MATERIALS PROVIDED —
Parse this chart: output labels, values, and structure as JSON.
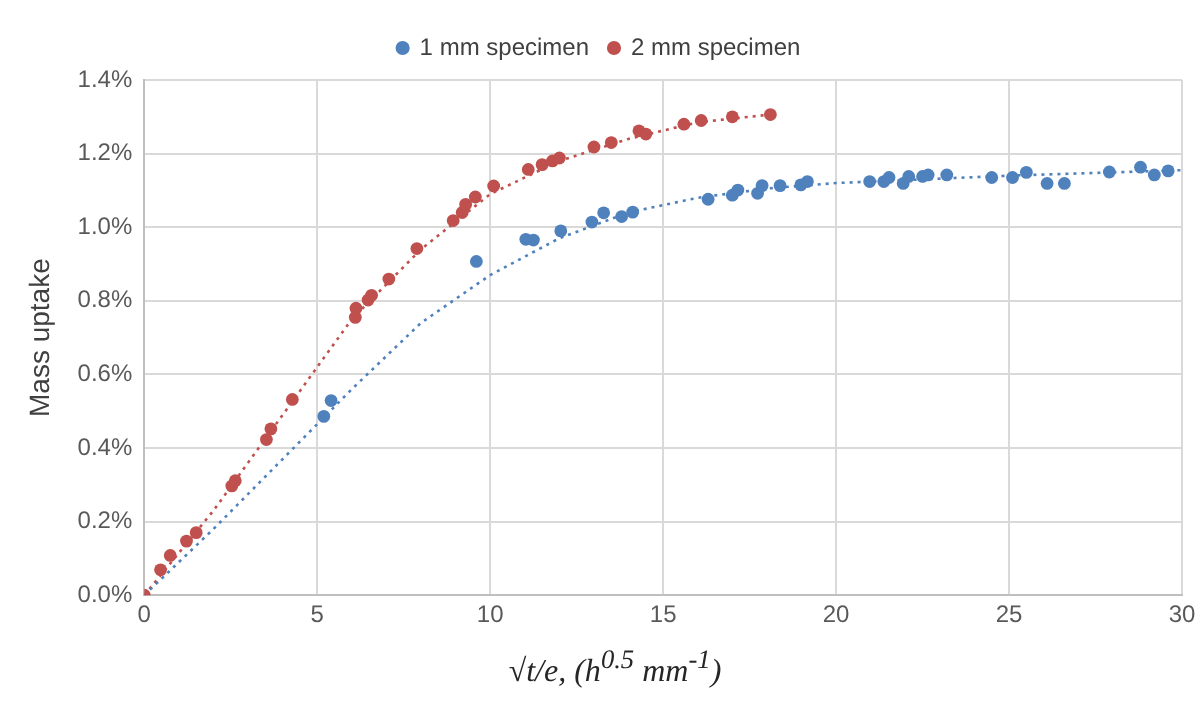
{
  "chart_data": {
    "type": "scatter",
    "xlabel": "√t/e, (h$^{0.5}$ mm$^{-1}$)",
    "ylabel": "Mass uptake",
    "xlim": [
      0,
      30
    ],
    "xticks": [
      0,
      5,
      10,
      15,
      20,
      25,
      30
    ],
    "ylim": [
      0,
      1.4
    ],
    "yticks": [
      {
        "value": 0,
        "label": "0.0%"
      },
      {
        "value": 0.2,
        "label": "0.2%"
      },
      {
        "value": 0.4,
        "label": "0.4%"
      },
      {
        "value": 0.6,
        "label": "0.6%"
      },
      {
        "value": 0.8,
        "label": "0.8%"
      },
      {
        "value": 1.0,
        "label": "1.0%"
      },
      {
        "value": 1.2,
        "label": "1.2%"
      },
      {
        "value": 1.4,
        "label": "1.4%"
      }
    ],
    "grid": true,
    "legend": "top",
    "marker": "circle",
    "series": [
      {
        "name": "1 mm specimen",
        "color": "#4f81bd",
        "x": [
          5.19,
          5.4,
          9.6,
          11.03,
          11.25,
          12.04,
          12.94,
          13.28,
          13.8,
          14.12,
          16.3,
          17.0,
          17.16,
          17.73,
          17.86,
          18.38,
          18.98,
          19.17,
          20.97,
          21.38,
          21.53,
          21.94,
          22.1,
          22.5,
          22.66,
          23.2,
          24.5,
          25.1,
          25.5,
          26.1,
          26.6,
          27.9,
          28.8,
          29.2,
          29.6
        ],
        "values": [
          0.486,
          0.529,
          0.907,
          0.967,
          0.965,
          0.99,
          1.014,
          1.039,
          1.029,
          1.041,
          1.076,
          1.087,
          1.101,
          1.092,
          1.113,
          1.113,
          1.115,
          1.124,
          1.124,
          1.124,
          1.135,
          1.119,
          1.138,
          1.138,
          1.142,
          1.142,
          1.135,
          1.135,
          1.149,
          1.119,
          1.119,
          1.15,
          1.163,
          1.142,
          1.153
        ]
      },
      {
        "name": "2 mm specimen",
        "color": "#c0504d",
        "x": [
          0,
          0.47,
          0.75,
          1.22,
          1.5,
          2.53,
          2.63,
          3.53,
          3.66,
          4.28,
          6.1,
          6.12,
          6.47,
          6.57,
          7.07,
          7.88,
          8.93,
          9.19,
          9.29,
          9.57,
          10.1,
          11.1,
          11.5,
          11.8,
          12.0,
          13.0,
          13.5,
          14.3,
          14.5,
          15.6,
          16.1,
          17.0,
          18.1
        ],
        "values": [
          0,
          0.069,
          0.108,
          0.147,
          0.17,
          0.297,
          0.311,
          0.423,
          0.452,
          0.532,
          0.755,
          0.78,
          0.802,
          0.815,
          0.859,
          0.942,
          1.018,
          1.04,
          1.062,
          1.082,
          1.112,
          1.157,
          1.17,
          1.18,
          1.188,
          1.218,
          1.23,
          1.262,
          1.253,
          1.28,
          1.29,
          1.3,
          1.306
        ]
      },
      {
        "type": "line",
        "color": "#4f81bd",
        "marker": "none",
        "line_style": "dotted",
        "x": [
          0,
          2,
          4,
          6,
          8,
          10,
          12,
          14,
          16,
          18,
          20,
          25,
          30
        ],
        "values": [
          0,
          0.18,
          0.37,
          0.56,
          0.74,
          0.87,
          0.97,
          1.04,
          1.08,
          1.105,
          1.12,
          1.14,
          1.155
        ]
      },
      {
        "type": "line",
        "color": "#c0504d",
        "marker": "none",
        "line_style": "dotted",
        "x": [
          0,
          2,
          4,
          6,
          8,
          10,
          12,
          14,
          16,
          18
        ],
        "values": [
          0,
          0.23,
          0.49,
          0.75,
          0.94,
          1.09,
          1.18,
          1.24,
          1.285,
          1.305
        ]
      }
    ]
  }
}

TASK PROMPT — Reproduce every record above exactly, but leave out the pictures.

TASK OUTPUT —
Parse this chart: output labels, values, and structure as JSON.
{
  "chart_data": {
    "type": "scatter",
    "xlabel": "√t/e, (h$^{0.5}$ mm$^{-1}$)",
    "ylabel": "Mass uptake",
    "xlim": [
      0,
      30
    ],
    "xticks": [
      0,
      5,
      10,
      15,
      20,
      25,
      30
    ],
    "ylim": [
      0,
      1.4
    ],
    "yticks": [
      {
        "value": 0,
        "label": "0.0%"
      },
      {
        "value": 0.2,
        "label": "0.2%"
      },
      {
        "value": 0.4,
        "label": "0.4%"
      },
      {
        "value": 0.6,
        "label": "0.6%"
      },
      {
        "value": 0.8,
        "label": "0.8%"
      },
      {
        "value": 1.0,
        "label": "1.0%"
      },
      {
        "value": 1.2,
        "label": "1.2%"
      },
      {
        "value": 1.4,
        "label": "1.4%"
      }
    ],
    "grid": true,
    "legend": "top",
    "marker": "circle",
    "series": [
      {
        "name": "1 mm specimen",
        "color": "#4f81bd",
        "x": [
          5.19,
          5.4,
          9.6,
          11.03,
          11.25,
          12.04,
          12.94,
          13.28,
          13.8,
          14.12,
          16.3,
          17.0,
          17.16,
          17.73,
          17.86,
          18.38,
          18.98,
          19.17,
          20.97,
          21.38,
          21.53,
          21.94,
          22.1,
          22.5,
          22.66,
          23.2,
          24.5,
          25.1,
          25.5,
          26.1,
          26.6,
          27.9,
          28.8,
          29.2,
          29.6
        ],
        "values": [
          0.486,
          0.529,
          0.907,
          0.967,
          0.965,
          0.99,
          1.014,
          1.039,
          1.029,
          1.041,
          1.076,
          1.087,
          1.101,
          1.092,
          1.113,
          1.113,
          1.115,
          1.124,
          1.124,
          1.124,
          1.135,
          1.119,
          1.138,
          1.138,
          1.142,
          1.142,
          1.135,
          1.135,
          1.149,
          1.119,
          1.119,
          1.15,
          1.163,
          1.142,
          1.153
        ]
      },
      {
        "name": "2 mm specimen",
        "color": "#c0504d",
        "x": [
          0,
          0.47,
          0.75,
          1.22,
          1.5,
          2.53,
          2.63,
          3.53,
          3.66,
          4.28,
          6.1,
          6.12,
          6.47,
          6.57,
          7.07,
          7.88,
          8.93,
          9.19,
          9.29,
          9.57,
          10.1,
          11.1,
          11.5,
          11.8,
          12.0,
          13.0,
          13.5,
          14.3,
          14.5,
          15.6,
          16.1,
          17.0,
          18.1
        ],
        "values": [
          0,
          0.069,
          0.108,
          0.147,
          0.17,
          0.297,
          0.311,
          0.423,
          0.452,
          0.532,
          0.755,
          0.78,
          0.802,
          0.815,
          0.859,
          0.942,
          1.018,
          1.04,
          1.062,
          1.082,
          1.112,
          1.157,
          1.17,
          1.18,
          1.188,
          1.218,
          1.23,
          1.262,
          1.253,
          1.28,
          1.29,
          1.3,
          1.306
        ]
      },
      {
        "type": "line",
        "color": "#4f81bd",
        "marker": "none",
        "line_style": "dotted",
        "x": [
          0,
          2,
          4,
          6,
          8,
          10,
          12,
          14,
          16,
          18,
          20,
          25,
          30
        ],
        "values": [
          0,
          0.18,
          0.37,
          0.56,
          0.74,
          0.87,
          0.97,
          1.04,
          1.08,
          1.105,
          1.12,
          1.14,
          1.155
        ]
      },
      {
        "type": "line",
        "color": "#c0504d",
        "marker": "none",
        "line_style": "dotted",
        "x": [
          0,
          2,
          4,
          6,
          8,
          10,
          12,
          14,
          16,
          18
        ],
        "values": [
          0,
          0.23,
          0.49,
          0.75,
          0.94,
          1.09,
          1.18,
          1.24,
          1.285,
          1.305
        ]
      }
    ]
  }
}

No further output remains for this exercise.